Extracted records
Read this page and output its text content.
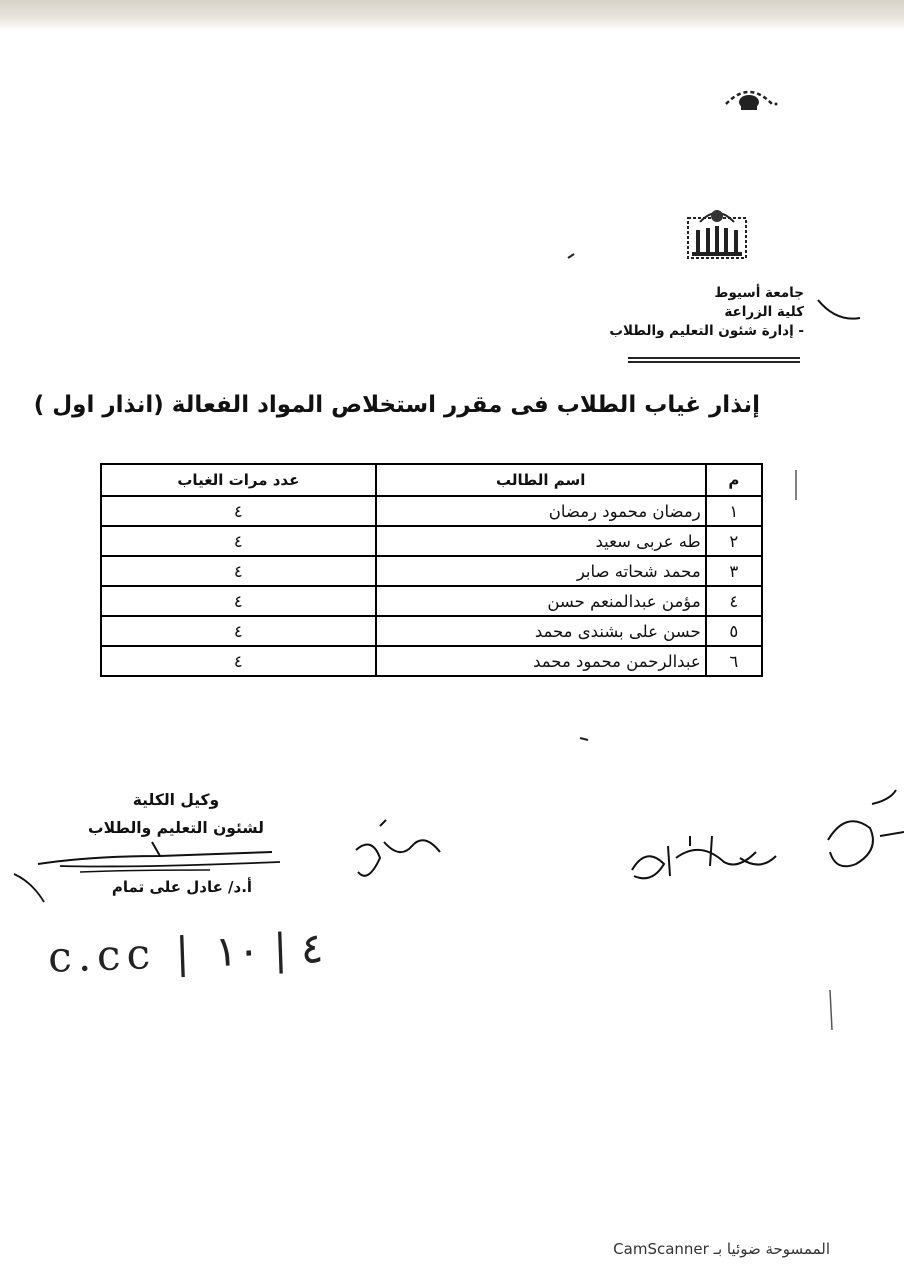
جامعة أسيوط
كلية الزراعة
- إدارة شئون التعليم والطلاب
إنذار غياب الطلاب فى مقرر استخلاص المواد الفعالة (انذار اول )
م	اسم الطالب	عدد مرات الغياب
١	رمضان محمود رمضان	٤
٢	طه عربى سعيد	٤
٣	محمد شحاته صابر	٤
٤	مؤمن عبدالمنعم حسن	٤
٥	حسن على بشندى محمد	٤
٦	عبدالرحمن محمود محمد	٤
وكيل الكلية
لشئون التعليم والطلاب
أ.د/ عادل على تمام
c.cc | ٤ | ١٠
الممسوحة ضوئيا بـ CamScanner
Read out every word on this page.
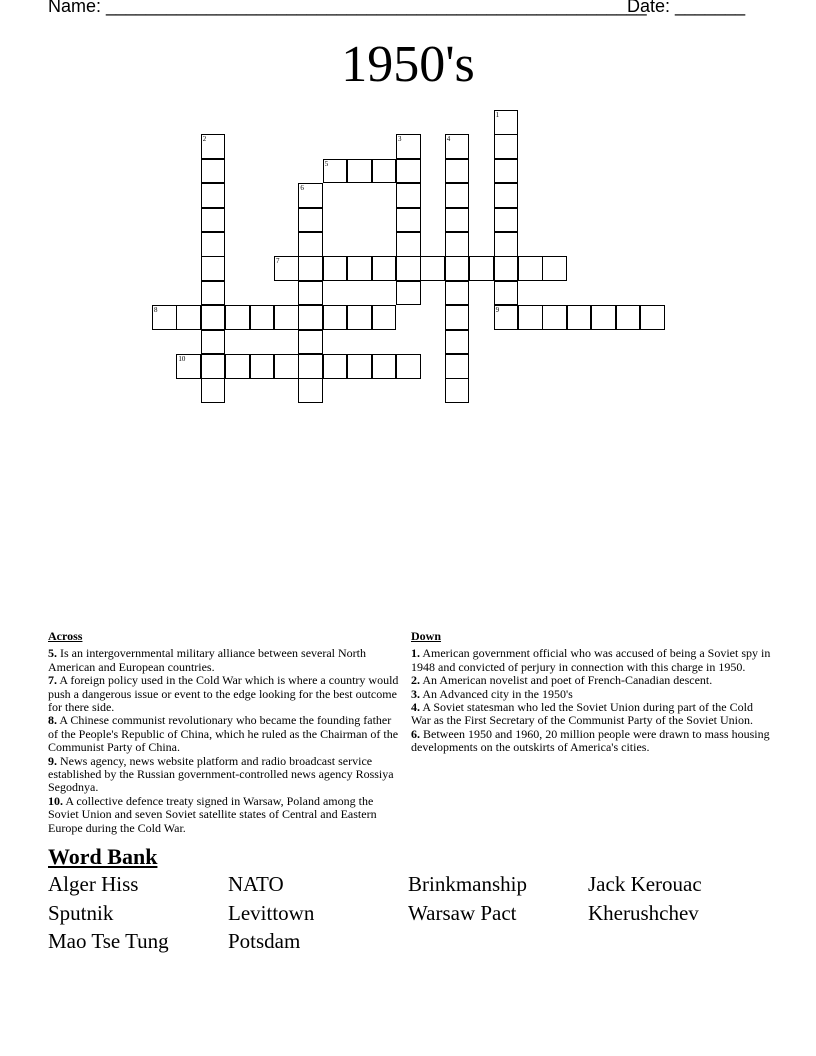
Name: ______________________________________________________
Date: _______
1950's
5
7
8	9
10
1
2	3	4
6
Across
5. Is an intergovernmental military alliance between several North American and European countries.
7. A foreign policy used in the Cold War which is where a country would push a dangerous issue or event to the edge looking for the best outcome for there side.
8. A Chinese communist revolutionary who became the founding father of the People's Republic of China, which he ruled as the Chairman of the Communist Party of China.
9. News agency, news website platform and radio broadcast service established by the Russian government-controlled news agency Rossiya Segodnya.
10. A collective defence treaty signed in Warsaw, Poland among the Soviet Union and seven Soviet satellite states of Central and Eastern Europe during the Cold War.
Down
1. American government official who was accused of being a Soviet spy in 1948 and convicted of perjury in connection with this charge in 1950.
2. An American novelist and poet of French-Canadian descent.
3. An Advanced city in the 1950's
4. A Soviet statesman who led the Soviet Union during part of the Cold War as the First Secretary of the Communist Party of the Soviet Union.
6. Between 1950 and 1960, 20 million people were drawn to mass housing developments on the outskirts of America's cities.
Word Bank
Alger Hiss	NATO	Brinkmanship	Jack Kerouac
Sputnik	Levittown	Warsaw Pact	Kherushchev
Mao Tse Tung	Potsdam
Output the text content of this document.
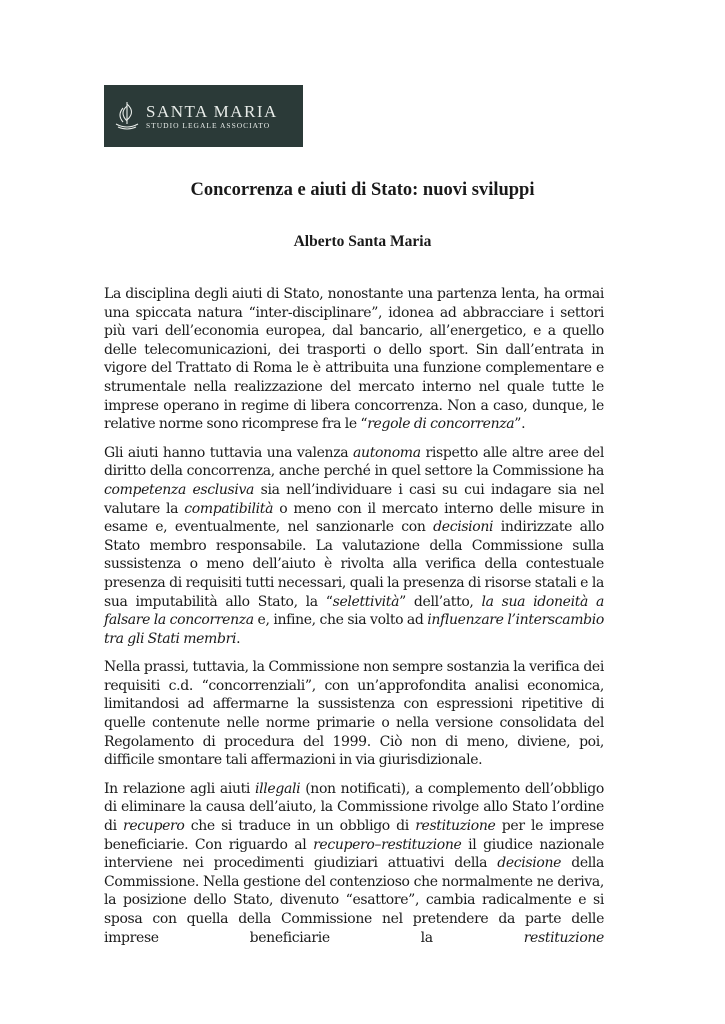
SANTA MARIA
STUDIO LEGALE ASSOCIATO
Concorrenza e aiuti di Stato: nuovi sviluppi
Alberto Santa Maria

La disciplina degli aiuti di Stato, nonostante una partenza lenta, ha ormai una spiccata natura “inter-disciplinare”, idonea ad abbracciare i settori più vari dell’economia europea, dal bancario, all’energetico, e a quello delle telecomunicazioni, dei trasporti o dello sport. Sin dall’entrata in vigore del Trattato di Roma le è attribuita una funzione complementare e strumentale nella realizzazione del mercato interno nel quale tutte le imprese operano in regime di libera concorrenza. Non a caso, dunque, le relative norme sono ricomprese fra le “regole di concorrenza”.

Gli aiuti hanno tuttavia una valenza autonoma rispetto alle altre aree del diritto della concorrenza, anche perché in quel settore la Commissione ha competenza esclusiva sia nell’individuare i casi su cui indagare sia nel valutare la compatibilità o meno con il mercato interno delle misure in esame e, eventualmente, nel sanzionarle con decisioni indirizzate allo Stato membro responsabile. La valutazione della Commissione sulla sussistenza o meno dell’aiuto è rivolta alla verifica della contestuale presenza di requisiti tutti necessari, quali la presenza di risorse statali e la sua imputabilità allo Stato, la “selettività” dell’atto, la sua idoneità a falsare la concorrenza e, infine, che sia volto ad influenzare l’interscambio tra gli Stati membri.

Nella prassi, tuttavia, la Commissione non sempre sostanzia la verifica dei requisiti c.d. “concorrenziali”, con un’approfondita analisi economica, limitandosi ad affermarne la sussistenza con espressioni ripetitive di quelle contenute nelle norme primarie o nella versione consolidata del Regolamento di procedura del 1999. Ciò non di meno, diviene, poi, difficile smontare tali affermazioni in via giurisdizionale.

In relazione agli aiuti illegali (non notificati), a complemento dell’obbligo di eliminare la causa dell’aiuto, la Commissione rivolge allo Stato l’ordine di recupero che si traduce in un obbligo di restituzione per le imprese beneficiarie. Con riguardo al recupero–restituzione il giudice nazionale interviene nei procedimenti giudiziari attuativi della decisione della Commissione. Nella gestione del contenzioso che normalmente ne deriva, la posizione dello Stato, divenuto “esattore”, cambia radicalmente e si sposa con quella della Commissione nel pretendere da parte delle imprese beneficiarie la restituzione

▶ _Given request_
Where a line above holds the string "during", show that line.

▶ _Full response_
10. A collective defence treaty signed in Warsaw, Poland among the Soviet Union and seven Soviet satellite states of Central and Eastern Europe during the Cold War.
4. A Soviet statesman who led the Soviet Union during part of the Cold War as the First Secretary of the Communist Party of the Soviet Union.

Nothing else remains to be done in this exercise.